Selection
====

A few years ago right out of grad school, my daughter accepted her first teaching assignment at Hyde Schools in New England. While there she befriended a coach who experienced the above proverb in practicum when he reluctantly accepted the challenge of coaching women’s soccer. 

He started the season in a bind, not knowing any of his female combatants, he told of meeting his team for the first time. None of them wanted to be there but since the school requires every student to participate in one varsity sport, there they were; twenty-some girls, none of whom was a gifted athlete nor had the faintest interest in playing soccer. Further the coach admitted he had never played soccer but had been a varsity lacrosse and basketball player, so he carried a modicum of pride and hope for their first practice. 

Jewelry glistened in the late summer sun along with punk hair, torn T-shirts and makeup. Some brought their purses to practice. It was a scene more out of a rock concert than a varsity practice. Even an apparition of Tom Hanks would not have embellished the scene’s irony! 

The coach remembered his simple message: “From the start we’re going to go through the motions that serious soccer players do: show up on time, dress like soccer players dress, and wear serious expressions when we compete, even in practice.” Coach instilled the “no tee-hee rule,” handed out uniformed scrimmage shirts and required wind sprints after practice. He added he didn’t feel much like a soccer coach since he was mostly embedding expectations. Hard drilling practice weeks meant weekends off; otherwise it was back to the field on Saturdays. 

Morale was low; the team didn’t score a goal until the fifth game. But out of doubt and agony, slowly progress came. Players concluded “as long as there’s no way out of this sport, playing is more fun than watching.” On parents’ weekend the team played harder and better than ever, yet at the end of the season the coach admitted, “I didn’t have a lot to say at our sports banquet.”

====

Collection entries
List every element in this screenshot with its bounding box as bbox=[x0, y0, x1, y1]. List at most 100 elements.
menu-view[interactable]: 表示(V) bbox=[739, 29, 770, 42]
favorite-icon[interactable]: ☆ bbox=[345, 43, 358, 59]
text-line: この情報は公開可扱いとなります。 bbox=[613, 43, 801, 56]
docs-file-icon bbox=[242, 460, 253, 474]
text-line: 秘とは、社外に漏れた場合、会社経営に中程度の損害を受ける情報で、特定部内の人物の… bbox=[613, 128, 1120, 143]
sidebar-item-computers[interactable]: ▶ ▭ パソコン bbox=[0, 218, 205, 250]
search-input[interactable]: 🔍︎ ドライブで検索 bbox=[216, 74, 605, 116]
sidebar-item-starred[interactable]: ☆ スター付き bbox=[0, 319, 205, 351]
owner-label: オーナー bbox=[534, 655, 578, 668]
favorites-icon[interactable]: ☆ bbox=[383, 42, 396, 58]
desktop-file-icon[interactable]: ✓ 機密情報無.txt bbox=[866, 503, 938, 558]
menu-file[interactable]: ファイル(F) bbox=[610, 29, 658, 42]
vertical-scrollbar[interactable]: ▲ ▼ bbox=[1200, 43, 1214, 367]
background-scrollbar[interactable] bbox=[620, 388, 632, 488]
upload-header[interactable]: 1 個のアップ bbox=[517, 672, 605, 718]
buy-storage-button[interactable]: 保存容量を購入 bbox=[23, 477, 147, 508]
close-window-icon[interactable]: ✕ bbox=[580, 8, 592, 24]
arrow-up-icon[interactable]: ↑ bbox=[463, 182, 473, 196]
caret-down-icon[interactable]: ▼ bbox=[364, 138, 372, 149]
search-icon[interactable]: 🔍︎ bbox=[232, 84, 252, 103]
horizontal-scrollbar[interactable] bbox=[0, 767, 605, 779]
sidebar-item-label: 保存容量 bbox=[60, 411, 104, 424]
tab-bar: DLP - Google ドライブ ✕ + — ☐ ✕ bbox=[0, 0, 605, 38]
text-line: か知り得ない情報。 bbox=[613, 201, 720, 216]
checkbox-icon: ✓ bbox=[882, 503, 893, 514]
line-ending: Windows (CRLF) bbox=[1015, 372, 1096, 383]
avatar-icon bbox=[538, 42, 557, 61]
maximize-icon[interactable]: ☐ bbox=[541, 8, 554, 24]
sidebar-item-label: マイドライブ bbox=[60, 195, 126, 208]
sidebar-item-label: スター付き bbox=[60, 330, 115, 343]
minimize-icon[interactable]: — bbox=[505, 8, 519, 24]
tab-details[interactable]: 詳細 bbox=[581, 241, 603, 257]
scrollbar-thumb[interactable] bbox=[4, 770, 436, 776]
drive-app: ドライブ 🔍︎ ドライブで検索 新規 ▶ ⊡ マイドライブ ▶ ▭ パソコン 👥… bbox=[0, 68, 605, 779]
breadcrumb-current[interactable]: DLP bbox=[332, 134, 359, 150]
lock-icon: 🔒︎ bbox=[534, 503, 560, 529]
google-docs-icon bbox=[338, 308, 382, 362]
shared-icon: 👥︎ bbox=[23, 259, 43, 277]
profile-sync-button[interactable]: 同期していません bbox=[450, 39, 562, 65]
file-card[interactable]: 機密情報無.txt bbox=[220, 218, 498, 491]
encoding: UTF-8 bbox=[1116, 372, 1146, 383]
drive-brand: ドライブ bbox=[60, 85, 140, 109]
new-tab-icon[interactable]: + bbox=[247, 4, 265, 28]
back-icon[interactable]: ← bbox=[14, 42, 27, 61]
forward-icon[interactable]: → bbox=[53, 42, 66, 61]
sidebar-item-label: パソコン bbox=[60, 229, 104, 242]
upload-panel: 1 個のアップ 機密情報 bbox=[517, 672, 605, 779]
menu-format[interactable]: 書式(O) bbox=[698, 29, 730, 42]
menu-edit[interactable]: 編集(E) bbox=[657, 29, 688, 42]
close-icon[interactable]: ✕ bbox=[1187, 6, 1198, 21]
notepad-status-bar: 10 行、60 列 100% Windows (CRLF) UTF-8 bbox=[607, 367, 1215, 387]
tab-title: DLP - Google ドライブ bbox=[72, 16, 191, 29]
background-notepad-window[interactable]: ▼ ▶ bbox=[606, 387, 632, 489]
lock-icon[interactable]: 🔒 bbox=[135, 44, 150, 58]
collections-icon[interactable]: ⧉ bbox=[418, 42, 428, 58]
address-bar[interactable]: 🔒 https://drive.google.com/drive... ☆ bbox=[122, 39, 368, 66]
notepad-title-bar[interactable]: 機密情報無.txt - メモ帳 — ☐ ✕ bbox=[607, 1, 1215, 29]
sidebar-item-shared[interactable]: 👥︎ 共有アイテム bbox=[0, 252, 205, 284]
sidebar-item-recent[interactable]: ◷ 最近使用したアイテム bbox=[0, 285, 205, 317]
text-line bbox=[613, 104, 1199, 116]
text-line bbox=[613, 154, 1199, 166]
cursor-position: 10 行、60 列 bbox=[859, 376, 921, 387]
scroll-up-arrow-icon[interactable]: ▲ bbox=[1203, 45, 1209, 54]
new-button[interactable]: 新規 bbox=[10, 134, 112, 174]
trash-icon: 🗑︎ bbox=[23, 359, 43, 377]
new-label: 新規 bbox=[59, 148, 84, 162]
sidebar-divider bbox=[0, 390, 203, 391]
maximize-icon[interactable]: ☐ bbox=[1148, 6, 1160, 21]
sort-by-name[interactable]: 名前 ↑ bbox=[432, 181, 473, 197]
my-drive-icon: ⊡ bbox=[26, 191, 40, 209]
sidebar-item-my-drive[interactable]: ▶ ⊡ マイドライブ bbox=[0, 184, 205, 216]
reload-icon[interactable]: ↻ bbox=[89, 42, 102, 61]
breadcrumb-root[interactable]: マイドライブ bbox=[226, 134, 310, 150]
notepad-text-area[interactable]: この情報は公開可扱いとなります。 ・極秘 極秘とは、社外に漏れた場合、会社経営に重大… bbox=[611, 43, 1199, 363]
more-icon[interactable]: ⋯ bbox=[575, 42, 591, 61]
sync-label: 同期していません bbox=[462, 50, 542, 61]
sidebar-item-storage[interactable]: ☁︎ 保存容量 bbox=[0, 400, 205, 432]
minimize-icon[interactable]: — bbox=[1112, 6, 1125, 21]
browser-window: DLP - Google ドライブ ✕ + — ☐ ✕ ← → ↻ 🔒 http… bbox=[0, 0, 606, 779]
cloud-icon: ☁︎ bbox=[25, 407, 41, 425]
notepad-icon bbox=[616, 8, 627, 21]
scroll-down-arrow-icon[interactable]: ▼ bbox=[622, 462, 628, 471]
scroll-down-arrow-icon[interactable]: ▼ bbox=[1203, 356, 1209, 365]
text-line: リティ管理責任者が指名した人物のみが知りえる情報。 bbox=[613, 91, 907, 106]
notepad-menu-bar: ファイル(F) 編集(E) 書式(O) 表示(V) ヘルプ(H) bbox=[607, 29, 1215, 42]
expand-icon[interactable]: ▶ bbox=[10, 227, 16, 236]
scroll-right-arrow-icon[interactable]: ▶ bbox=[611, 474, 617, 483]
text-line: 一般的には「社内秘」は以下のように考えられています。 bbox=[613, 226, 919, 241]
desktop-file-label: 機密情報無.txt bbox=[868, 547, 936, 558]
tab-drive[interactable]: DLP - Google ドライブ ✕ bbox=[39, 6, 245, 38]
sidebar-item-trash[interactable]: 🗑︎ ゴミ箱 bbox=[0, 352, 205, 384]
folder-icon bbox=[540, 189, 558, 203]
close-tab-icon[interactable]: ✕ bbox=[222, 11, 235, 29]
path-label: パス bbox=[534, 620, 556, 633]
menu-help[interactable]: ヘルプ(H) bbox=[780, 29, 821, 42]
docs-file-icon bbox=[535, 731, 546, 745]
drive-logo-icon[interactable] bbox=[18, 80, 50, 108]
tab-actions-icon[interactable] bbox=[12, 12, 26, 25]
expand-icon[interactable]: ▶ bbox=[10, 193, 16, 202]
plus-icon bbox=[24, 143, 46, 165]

====

Tasks and exercises
- a) In the passage about the women's soccer coach, in which game did the team score its first goal?
- b) Using the passage about the women's soccer coach, explain why the girls were on the team even though none of them wanted to be there.
- c) Continue the passage about the women's soccer coach, starting after its final sentence.

Outputs in order
- a) The team scored its first goal in the fifth game.

- b) The school requires every student to participate in one varsity sport. The girls had no interest in soccer, but they still had to play a varsity sport, so they were on the team.

- c)
But then in their second season the girls reported early for practice and came together like a Disney movie. Veteran players enforced standards for new arrivals and the coach was able to introduce advanced soccer strategies. The women decided it was “cool” to try harder, “un-cool” to exhibit old attitudes and behaviors. The team emerged from the season as champions of the Maine Independent School League. In only a year the women had evolved into a pursuit of excellence-a lifelong experience they could draw on forever. 

As a leader never underestimate the battalion strength of Motion, Effort, and Excellence. We create “motion” by showing someone they can do what’s expected. We have to show and stress “effort” by convincing them “desire” and “competency” go hand-in-hand.  

Only then is “excellence” achieved as a person finally gains their independence by uniformly chasing their personal best. And by moving through these phases in your building, your team makes its transition from “organization takers” to “organization givers.” And it’s at that point, they become truly successful.